◆ **Dataset records**:
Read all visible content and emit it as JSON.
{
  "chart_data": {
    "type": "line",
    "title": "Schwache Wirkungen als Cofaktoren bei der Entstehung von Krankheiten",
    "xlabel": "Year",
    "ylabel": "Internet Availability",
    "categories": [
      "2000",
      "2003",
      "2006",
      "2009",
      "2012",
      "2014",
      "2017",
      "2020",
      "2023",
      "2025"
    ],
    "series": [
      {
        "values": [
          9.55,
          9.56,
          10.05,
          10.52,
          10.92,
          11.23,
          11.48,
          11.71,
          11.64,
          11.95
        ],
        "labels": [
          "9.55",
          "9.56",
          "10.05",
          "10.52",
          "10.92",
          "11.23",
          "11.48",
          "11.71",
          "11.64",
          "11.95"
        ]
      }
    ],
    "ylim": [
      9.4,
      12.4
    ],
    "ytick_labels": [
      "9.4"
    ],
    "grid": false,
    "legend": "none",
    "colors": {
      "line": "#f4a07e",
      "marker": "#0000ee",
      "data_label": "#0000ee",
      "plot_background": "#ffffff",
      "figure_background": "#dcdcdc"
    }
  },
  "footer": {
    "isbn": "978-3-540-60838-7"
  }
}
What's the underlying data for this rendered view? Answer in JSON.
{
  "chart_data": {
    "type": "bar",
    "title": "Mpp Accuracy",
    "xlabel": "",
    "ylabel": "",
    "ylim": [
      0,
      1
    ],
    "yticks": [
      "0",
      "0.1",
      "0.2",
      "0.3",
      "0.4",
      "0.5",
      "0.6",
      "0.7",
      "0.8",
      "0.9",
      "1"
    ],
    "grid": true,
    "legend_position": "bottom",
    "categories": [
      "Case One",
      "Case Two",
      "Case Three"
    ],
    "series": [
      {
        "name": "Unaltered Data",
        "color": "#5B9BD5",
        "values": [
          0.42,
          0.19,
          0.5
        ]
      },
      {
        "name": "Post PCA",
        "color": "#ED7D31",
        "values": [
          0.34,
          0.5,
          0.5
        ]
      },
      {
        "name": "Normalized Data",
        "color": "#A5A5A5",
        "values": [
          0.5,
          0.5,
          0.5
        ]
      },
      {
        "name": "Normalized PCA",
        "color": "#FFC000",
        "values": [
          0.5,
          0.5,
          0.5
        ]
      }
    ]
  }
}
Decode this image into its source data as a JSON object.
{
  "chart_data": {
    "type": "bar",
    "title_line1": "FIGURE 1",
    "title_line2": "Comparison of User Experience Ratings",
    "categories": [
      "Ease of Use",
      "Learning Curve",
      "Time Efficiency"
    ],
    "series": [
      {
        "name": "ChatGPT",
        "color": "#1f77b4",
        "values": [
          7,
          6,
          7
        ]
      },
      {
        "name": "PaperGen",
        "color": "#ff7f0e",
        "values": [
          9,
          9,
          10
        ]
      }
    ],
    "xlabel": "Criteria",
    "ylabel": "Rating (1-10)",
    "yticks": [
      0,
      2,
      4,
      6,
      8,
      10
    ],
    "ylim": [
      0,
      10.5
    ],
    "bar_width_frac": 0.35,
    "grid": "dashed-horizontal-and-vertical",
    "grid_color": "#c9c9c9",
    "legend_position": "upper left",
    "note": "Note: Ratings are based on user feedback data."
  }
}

◆ **Stated task**: Repeat the records exactly, including every line.

◆ **Task response**:
Read all visible content and emit it as JSON.
{
  "chart_data": {
    "type": "line",
    "title": "Schwache Wirkungen als Cofaktoren bei der Entstehung von Krankheiten",
    "xlabel": "Year",
    "ylabel": "Internet Availability",
    "categories": [
      "2000",
      "2003",
      "2006",
      "2009",
      "2012",
      "2014",
      "2017",
      "2020",
      "2023",
      "2025"
    ],
    "series": [
      {
        "values": [
          9.55,
          9.56,
          10.05,
          10.52,
          10.92,
          11.23,
          11.48,
          11.71,
          11.64,
          11.95
        ],
        "labels": [
          "9.55",
          "9.56",
          "10.05",
          "10.52",
          "10.92",
          "11.23",
          "11.48",
          "11.71",
          "11.64",
          "11.95"
        ]
      }
    ],
    "ylim": [
      9.4,
      12.4
    ],
    "ytick_labels": [
      "9.4"
    ],
    "grid": false,
    "legend": "none",
    "colors": {
      "line": "#f4a07e",
      "marker": "#0000ee",
      "data_label": "#0000ee",
      "plot_background": "#ffffff",
      "figure_background": "#dcdcdc"
    }
  },
  "footer": {
    "isbn": "978-3-540-60838-7"
  }
}
What's the underlying data for this rendered view? Answer in JSON.
{
  "chart_data": {
    "type": "bar",
    "title": "Mpp Accuracy",
    "xlabel": "",
    "ylabel": "",
    "ylim": [
      0,
      1
    ],
    "yticks": [
      "0",
      "0.1",
      "0.2",
      "0.3",
      "0.4",
      "0.5",
      "0.6",
      "0.7",
      "0.8",
      "0.9",
      "1"
    ],
    "grid": true,
    "legend_position": "bottom",
    "categories": [
      "Case One",
      "Case Two",
      "Case Three"
    ],
    "series": [
      {
        "name": "Unaltered Data",
        "color": "#5B9BD5",
        "values": [
          0.42,
          0.19,
          0.5
        ]
      },
      {
        "name": "Post PCA",
        "color": "#ED7D31",
        "values": [
          0.34,
          0.5,
          0.5
        ]
      },
      {
        "name": "Normalized Data",
        "color": "#A5A5A5",
        "values": [
          0.5,
          0.5,
          0.5
        ]
      },
      {
        "name": "Normalized PCA",
        "color": "#FFC000",
        "values": [
          0.5,
          0.5,
          0.5
        ]
      }
    ]
  }
}
Decode this image into its source data as a JSON object.
{
  "chart_data": {
    "type": "bar",
    "title_line1": "FIGURE 1",
    "title_line2": "Comparison of User Experience Ratings",
    "categories": [
      "Ease of Use",
      "Learning Curve",
      "Time Efficiency"
    ],
    "series": [
      {
        "name": "ChatGPT",
        "color": "#1f77b4",
        "values": [
          7,
          6,
          7
        ]
      },
      {
        "name": "PaperGen",
        "color": "#ff7f0e",
        "values": [
          9,
          9,
          10
        ]
      }
    ],
    "xlabel": "Criteria",
    "ylabel": "Rating (1-10)",
    "yticks": [
      0,
      2,
      4,
      6,
      8,
      10
    ],
    "ylim": [
      0,
      10.5
    ],
    "bar_width_frac": 0.35,
    "grid": "dashed-horizontal-and-vertical",
    "grid_color": "#c9c9c9",
    "legend_position": "upper left",
    "note": "Note: Ratings are based on user feedback data."
  }
}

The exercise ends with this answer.